**PROBLEM DETAILS:** Write the material out again exactly.

☆ ☆ ☆ ☆ ☆

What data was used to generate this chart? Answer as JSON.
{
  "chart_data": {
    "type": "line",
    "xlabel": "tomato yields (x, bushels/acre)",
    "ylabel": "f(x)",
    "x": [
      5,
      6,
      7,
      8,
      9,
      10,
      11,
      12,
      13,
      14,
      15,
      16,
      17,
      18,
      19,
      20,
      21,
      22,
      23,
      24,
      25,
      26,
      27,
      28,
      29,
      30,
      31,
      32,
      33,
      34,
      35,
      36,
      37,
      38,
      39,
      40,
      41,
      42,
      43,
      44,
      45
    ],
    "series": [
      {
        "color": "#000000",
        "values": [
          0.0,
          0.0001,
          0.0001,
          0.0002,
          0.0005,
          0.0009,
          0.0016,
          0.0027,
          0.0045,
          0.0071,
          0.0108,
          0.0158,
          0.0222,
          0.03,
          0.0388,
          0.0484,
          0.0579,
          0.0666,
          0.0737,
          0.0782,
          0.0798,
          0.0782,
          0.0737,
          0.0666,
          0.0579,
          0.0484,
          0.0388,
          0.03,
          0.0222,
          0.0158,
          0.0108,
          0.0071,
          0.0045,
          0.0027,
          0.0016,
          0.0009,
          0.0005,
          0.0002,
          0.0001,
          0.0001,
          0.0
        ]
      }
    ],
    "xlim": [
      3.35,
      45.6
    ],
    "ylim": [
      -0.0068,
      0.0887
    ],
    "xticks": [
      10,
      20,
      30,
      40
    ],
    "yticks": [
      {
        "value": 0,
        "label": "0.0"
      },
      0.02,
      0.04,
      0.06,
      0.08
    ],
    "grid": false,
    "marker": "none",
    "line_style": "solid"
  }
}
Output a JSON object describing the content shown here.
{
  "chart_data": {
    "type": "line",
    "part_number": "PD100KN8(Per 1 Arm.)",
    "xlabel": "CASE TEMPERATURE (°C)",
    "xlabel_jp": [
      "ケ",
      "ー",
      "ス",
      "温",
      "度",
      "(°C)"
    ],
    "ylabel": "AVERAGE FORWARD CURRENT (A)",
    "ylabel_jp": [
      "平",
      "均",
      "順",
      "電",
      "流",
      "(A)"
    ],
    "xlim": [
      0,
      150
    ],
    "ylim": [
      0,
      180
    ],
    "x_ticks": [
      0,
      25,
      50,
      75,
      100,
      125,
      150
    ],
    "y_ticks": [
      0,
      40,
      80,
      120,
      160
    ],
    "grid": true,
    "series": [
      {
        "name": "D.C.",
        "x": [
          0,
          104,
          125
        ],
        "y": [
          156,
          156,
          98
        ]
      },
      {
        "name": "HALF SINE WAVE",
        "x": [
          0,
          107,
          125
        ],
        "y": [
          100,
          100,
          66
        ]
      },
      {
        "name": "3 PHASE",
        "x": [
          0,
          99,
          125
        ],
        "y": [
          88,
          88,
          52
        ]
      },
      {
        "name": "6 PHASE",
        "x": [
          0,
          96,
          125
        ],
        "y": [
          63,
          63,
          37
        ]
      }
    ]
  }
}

☆ ☆ ☆ ☆ ☆

**SOLUTION TO THE EXERCISE:**
What data was used to generate this chart? Answer as JSON.
{
  "chart_data": {
    "type": "line",
    "xlabel": "tomato yields (x, bushels/acre)",
    "ylabel": "f(x)",
    "x": [
      5,
      6,
      7,
      8,
      9,
      10,
      11,
      12,
      13,
      14,
      15,
      16,
      17,
      18,
      19,
      20,
      21,
      22,
      23,
      24,
      25,
      26,
      27,
      28,
      29,
      30,
      31,
      32,
      33,
      34,
      35,
      36,
      37,
      38,
      39,
      40,
      41,
      42,
      43,
      44,
      45
    ],
    "series": [
      {
        "color": "#000000",
        "values": [
          0.0,
          0.0001,
          0.0001,
          0.0002,
          0.0005,
          0.0009,
          0.0016,
          0.0027,
          0.0045,
          0.0071,
          0.0108,
          0.0158,
          0.0222,
          0.03,
          0.0388,
          0.0484,
          0.0579,
          0.0666,
          0.0737,
          0.0782,
          0.0798,
          0.0782,
          0.0737,
          0.0666,
          0.0579,
          0.0484,
          0.0388,
          0.03,
          0.0222,
          0.0158,
          0.0108,
          0.0071,
          0.0045,
          0.0027,
          0.0016,
          0.0009,
          0.0005,
          0.0002,
          0.0001,
          0.0001,
          0.0
        ]
      }
    ],
    "xlim": [
      3.35,
      45.6
    ],
    "ylim": [
      -0.0068,
      0.0887
    ],
    "xticks": [
      10,
      20,
      30,
      40
    ],
    "yticks": [
      {
        "value": 0,
        "label": "0.0"
      },
      0.02,
      0.04,
      0.06,
      0.08
    ],
    "grid": false,
    "marker": "none",
    "line_style": "solid"
  }
}
Output a JSON object describing the content shown here.
{
  "chart_data": {
    "type": "line",
    "part_number": "PD100KN8(Per 1 Arm.)",
    "xlabel": "CASE TEMPERATURE (°C)",
    "xlabel_jp": [
      "ケ",
      "ー",
      "ス",
      "温",
      "度",
      "(°C)"
    ],
    "ylabel": "AVERAGE FORWARD CURRENT (A)",
    "ylabel_jp": [
      "平",
      "均",
      "順",
      "電",
      "流",
      "(A)"
    ],
    "xlim": [
      0,
      150
    ],
    "ylim": [
      0,
      180
    ],
    "x_ticks": [
      0,
      25,
      50,
      75,
      100,
      125,
      150
    ],
    "y_ticks": [
      0,
      40,
      80,
      120,
      160
    ],
    "grid": true,
    "series": [
      {
        "name": "D.C.",
        "x": [
          0,
          104,
          125
        ],
        "y": [
          156,
          156,
          98
        ]
      },
      {
        "name": "HALF SINE WAVE",
        "x": [
          0,
          107,
          125
        ],
        "y": [
          100,
          100,
          66
        ]
      },
      {
        "name": "3 PHASE",
        "x": [
          0,
          99,
          125
        ],
        "y": [
          88,
          88,
          52
        ]
      },
      {
        "name": "6 PHASE",
        "x": [
          0,
          96,
          125
        ],
        "y": [
          63,
          63,
          37
        ]
      }
    ]
  }
}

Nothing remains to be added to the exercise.